## Input
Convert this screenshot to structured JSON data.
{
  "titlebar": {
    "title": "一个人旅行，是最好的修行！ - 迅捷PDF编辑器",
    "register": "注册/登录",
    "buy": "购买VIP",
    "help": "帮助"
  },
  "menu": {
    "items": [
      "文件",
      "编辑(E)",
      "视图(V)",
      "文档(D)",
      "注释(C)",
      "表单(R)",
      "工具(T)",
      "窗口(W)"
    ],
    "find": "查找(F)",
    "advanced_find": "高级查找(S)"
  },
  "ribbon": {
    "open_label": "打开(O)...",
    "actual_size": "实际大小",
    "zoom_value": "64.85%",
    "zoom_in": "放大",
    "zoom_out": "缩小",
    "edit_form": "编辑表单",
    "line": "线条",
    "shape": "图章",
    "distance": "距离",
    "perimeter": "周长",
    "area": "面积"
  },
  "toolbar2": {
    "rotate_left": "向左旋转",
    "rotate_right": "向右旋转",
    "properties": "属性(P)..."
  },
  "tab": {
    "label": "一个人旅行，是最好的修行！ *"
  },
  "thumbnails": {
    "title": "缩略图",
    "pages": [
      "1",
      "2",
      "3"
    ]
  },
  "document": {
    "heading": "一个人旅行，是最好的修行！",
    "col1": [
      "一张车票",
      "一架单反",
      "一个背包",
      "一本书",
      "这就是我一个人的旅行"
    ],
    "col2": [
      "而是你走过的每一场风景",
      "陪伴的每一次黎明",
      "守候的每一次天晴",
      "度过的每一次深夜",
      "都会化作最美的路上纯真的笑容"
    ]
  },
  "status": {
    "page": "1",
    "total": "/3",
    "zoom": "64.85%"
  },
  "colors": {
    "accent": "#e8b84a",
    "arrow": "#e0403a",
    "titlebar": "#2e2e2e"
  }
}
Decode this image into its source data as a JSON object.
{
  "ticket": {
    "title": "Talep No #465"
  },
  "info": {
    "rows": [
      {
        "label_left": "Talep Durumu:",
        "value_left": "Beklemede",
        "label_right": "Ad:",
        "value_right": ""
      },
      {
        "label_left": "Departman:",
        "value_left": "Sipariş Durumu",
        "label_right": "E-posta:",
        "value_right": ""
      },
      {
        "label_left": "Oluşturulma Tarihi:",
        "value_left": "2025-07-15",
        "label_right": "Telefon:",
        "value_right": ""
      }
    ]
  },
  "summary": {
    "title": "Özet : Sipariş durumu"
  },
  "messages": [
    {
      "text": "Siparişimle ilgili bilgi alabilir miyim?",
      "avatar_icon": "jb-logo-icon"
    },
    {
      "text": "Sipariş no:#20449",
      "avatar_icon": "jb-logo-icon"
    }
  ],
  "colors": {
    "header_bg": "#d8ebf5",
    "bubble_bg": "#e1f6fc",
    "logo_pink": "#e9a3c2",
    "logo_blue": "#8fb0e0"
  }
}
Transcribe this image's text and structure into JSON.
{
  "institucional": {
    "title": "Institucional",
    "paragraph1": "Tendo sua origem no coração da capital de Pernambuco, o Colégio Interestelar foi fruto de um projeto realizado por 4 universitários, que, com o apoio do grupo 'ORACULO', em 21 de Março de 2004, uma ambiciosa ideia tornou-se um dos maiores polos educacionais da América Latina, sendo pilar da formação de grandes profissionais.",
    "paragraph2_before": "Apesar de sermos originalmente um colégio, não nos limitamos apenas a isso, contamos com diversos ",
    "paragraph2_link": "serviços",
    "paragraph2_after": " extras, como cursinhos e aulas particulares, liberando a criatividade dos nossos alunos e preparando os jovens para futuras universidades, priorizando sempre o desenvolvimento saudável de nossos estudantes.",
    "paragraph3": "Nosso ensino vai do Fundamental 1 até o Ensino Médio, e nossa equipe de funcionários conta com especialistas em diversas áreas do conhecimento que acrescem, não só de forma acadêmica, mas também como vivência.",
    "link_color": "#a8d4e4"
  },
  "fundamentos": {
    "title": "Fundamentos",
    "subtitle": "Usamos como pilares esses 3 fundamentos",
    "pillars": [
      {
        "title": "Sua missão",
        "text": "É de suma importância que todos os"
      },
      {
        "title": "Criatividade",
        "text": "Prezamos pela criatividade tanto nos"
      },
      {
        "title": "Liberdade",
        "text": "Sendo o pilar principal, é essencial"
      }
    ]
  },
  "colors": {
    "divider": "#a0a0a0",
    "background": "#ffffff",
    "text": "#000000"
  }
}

## The exercise
Show every line from the entries above in which the word "text" appears.

## Solution to the problem
      "text": "Siparişimle ilgili bilgi alabilir miyim?",
      "text": "Sipariş no:#20449",
Transcribe this image's text and structure into JSON.
        "text": "É de suma importância que todos os"
        "text": "Prezamos pela criatividade tanto nos"
        "text": "Sendo o pilar principal, é essencial"
    "text": "#000000"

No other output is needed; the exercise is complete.